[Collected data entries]
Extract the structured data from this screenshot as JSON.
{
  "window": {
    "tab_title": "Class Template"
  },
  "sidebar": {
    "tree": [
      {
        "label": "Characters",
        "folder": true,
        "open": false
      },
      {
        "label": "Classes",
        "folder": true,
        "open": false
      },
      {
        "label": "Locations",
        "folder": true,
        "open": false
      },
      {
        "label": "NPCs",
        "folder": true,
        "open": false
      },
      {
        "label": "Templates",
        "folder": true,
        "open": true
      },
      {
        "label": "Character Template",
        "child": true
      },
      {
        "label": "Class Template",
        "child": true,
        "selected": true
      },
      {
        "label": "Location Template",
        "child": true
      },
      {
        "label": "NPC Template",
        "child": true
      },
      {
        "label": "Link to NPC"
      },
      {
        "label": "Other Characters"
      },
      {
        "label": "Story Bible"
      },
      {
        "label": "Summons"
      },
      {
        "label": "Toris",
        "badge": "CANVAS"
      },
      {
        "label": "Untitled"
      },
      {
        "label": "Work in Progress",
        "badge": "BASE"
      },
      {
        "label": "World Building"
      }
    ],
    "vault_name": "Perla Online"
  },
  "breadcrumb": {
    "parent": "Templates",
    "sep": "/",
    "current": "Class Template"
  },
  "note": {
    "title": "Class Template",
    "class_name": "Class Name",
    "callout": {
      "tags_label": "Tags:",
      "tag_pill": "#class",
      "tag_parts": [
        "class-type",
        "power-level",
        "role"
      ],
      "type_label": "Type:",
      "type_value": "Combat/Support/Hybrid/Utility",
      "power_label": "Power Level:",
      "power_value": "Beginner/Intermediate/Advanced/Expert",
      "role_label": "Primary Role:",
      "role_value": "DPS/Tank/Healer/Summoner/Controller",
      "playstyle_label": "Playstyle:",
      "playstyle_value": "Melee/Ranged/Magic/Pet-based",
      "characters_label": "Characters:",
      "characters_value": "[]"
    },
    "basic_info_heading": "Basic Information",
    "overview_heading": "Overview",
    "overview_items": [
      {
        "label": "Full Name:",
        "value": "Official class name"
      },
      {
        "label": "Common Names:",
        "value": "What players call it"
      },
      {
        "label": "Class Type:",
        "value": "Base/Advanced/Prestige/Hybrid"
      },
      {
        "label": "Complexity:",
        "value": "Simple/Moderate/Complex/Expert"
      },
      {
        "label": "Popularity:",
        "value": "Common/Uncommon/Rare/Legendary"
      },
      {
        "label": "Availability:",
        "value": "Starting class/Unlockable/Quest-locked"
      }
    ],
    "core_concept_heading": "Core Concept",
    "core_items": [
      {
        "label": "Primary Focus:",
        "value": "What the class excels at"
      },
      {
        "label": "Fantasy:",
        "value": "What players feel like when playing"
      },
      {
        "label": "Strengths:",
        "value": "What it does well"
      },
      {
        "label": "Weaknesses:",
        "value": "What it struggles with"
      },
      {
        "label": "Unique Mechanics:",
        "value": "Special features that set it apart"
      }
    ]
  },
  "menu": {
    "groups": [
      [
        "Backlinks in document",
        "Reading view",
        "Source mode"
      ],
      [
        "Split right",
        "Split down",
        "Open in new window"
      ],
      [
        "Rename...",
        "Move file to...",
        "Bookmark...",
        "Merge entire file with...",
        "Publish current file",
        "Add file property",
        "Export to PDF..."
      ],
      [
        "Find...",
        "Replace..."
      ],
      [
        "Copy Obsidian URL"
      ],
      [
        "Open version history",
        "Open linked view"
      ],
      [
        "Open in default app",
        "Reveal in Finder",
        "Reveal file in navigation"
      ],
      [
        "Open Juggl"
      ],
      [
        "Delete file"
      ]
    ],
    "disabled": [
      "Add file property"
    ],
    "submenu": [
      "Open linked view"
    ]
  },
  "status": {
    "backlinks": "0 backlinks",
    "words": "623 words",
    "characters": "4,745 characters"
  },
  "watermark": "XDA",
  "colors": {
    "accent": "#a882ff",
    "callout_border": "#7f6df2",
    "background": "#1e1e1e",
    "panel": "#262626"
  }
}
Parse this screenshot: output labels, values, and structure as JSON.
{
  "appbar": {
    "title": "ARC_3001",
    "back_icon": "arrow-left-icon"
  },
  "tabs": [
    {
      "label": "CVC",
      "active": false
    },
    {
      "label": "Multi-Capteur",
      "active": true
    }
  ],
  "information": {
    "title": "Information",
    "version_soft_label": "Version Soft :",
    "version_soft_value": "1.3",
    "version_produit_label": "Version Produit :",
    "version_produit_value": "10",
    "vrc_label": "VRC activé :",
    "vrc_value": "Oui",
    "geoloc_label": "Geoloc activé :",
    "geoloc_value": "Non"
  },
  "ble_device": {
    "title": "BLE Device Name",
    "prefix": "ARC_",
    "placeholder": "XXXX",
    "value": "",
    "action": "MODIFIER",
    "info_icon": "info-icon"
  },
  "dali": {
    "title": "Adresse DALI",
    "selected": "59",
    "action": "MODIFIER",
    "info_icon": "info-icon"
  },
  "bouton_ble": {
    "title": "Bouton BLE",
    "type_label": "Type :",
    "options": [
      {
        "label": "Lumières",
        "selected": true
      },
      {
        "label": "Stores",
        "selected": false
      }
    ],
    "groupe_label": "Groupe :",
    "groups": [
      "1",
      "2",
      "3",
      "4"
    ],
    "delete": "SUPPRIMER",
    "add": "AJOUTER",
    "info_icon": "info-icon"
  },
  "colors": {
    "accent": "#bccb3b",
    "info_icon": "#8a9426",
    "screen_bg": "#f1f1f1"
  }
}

### WHAT THE TASK REQUIRES
Please reproduce each record precisely as written.

### SOLUTION TO THE PROBLEM
Extract the structured data from this screenshot as JSON.
{
  "window": {
    "tab_title": "Class Template"
  },
  "sidebar": {
    "tree": [
      {
        "label": "Characters",
        "folder": true,
        "open": false
      },
      {
        "label": "Classes",
        "folder": true,
        "open": false
      },
      {
        "label": "Locations",
        "folder": true,
        "open": false
      },
      {
        "label": "NPCs",
        "folder": true,
        "open": false
      },
      {
        "label": "Templates",
        "folder": true,
        "open": true
      },
      {
        "label": "Character Template",
        "child": true
      },
      {
        "label": "Class Template",
        "child": true,
        "selected": true
      },
      {
        "label": "Location Template",
        "child": true
      },
      {
        "label": "NPC Template",
        "child": true
      },
      {
        "label": "Link to NPC"
      },
      {
        "label": "Other Characters"
      },
      {
        "label": "Story Bible"
      },
      {
        "label": "Summons"
      },
      {
        "label": "Toris",
        "badge": "CANVAS"
      },
      {
        "label": "Untitled"
      },
      {
        "label": "Work in Progress",
        "badge": "BASE"
      },
      {
        "label": "World Building"
      }
    ],
    "vault_name": "Perla Online"
  },
  "breadcrumb": {
    "parent": "Templates",
    "sep": "/",
    "current": "Class Template"
  },
  "note": {
    "title": "Class Template",
    "class_name": "Class Name",
    "callout": {
      "tags_label": "Tags:",
      "tag_pill": "#class",
      "tag_parts": [
        "class-type",
        "power-level",
        "role"
      ],
      "type_label": "Type:",
      "type_value": "Combat/Support/Hybrid/Utility",
      "power_label": "Power Level:",
      "power_value": "Beginner/Intermediate/Advanced/Expert",
      "role_label": "Primary Role:",
      "role_value": "DPS/Tank/Healer/Summoner/Controller",
      "playstyle_label": "Playstyle:",
      "playstyle_value": "Melee/Ranged/Magic/Pet-based",
      "characters_label": "Characters:",
      "characters_value": "[]"
    },
    "basic_info_heading": "Basic Information",
    "overview_heading": "Overview",
    "overview_items": [
      {
        "label": "Full Name:",
        "value": "Official class name"
      },
      {
        "label": "Common Names:",
        "value": "What players call it"
      },
      {
        "label": "Class Type:",
        "value": "Base/Advanced/Prestige/Hybrid"
      },
      {
        "label": "Complexity:",
        "value": "Simple/Moderate/Complex/Expert"
      },
      {
        "label": "Popularity:",
        "value": "Common/Uncommon/Rare/Legendary"
      },
      {
        "label": "Availability:",
        "value": "Starting class/Unlockable/Quest-locked"
      }
    ],
    "core_concept_heading": "Core Concept",
    "core_items": [
      {
        "label": "Primary Focus:",
        "value": "What the class excels at"
      },
      {
        "label": "Fantasy:",
        "value": "What players feel like when playing"
      },
      {
        "label": "Strengths:",
        "value": "What it does well"
      },
      {
        "label": "Weaknesses:",
        "value": "What it struggles with"
      },
      {
        "label": "Unique Mechanics:",
        "value": "Special features that set it apart"
      }
    ]
  },
  "menu": {
    "groups": [
      [
        "Backlinks in document",
        "Reading view",
        "Source mode"
      ],
      [
        "Split right",
        "Split down",
        "Open in new window"
      ],
      [
        "Rename...",
        "Move file to...",
        "Bookmark...",
        "Merge entire file with...",
        "Publish current file",
        "Add file property",
        "Export to PDF..."
      ],
      [
        "Find...",
        "Replace..."
      ],
      [
        "Copy Obsidian URL"
      ],
      [
        "Open version history",
        "Open linked view"
      ],
      [
        "Open in default app",
        "Reveal in Finder",
        "Reveal file in navigation"
      ],
      [
        "Open Juggl"
      ],
      [
        "Delete file"
      ]
    ],
    "disabled": [
      "Add file property"
    ],
    "submenu": [
      "Open linked view"
    ]
  },
  "status": {
    "backlinks": "0 backlinks",
    "words": "623 words",
    "characters": "4,745 characters"
  },
  "watermark": "XDA",
  "colors": {
    "accent": "#a882ff",
    "callout_border": "#7f6df2",
    "background": "#1e1e1e",
    "panel": "#262626"
  }
}
Parse this screenshot: output labels, values, and structure as JSON.
{
  "appbar": {
    "title": "ARC_3001",
    "back_icon": "arrow-left-icon"
  },
  "tabs": [
    {
      "label": "CVC",
      "active": false
    },
    {
      "label": "Multi-Capteur",
      "active": true
    }
  ],
  "information": {
    "title": "Information",
    "version_soft_label": "Version Soft :",
    "version_soft_value": "1.3",
    "version_produit_label": "Version Produit :",
    "version_produit_value": "10",
    "vrc_label": "VRC activé :",
    "vrc_value": "Oui",
    "geoloc_label": "Geoloc activé :",
    "geoloc_value": "Non"
  },
  "ble_device": {
    "title": "BLE Device Name",
    "prefix": "ARC_",
    "placeholder": "XXXX",
    "value": "",
    "action": "MODIFIER",
    "info_icon": "info-icon"
  },
  "dali": {
    "title": "Adresse DALI",
    "selected": "59",
    "action": "MODIFIER",
    "info_icon": "info-icon"
  },
  "bouton_ble": {
    "title": "Bouton BLE",
    "type_label": "Type :",
    "options": [
      {
        "label": "Lumières",
        "selected": true
      },
      {
        "label": "Stores",
        "selected": false
      }
    ],
    "groupe_label": "Groupe :",
    "groups": [
      "1",
      "2",
      "3",
      "4"
    ],
    "delete": "SUPPRIMER",
    "add": "AJOUTER",
    "info_icon": "info-icon"
  },
  "colors": {
    "accent": "#bccb3b",
    "info_icon": "#8a9426",
    "screen_bg": "#f1f1f1"
  }
}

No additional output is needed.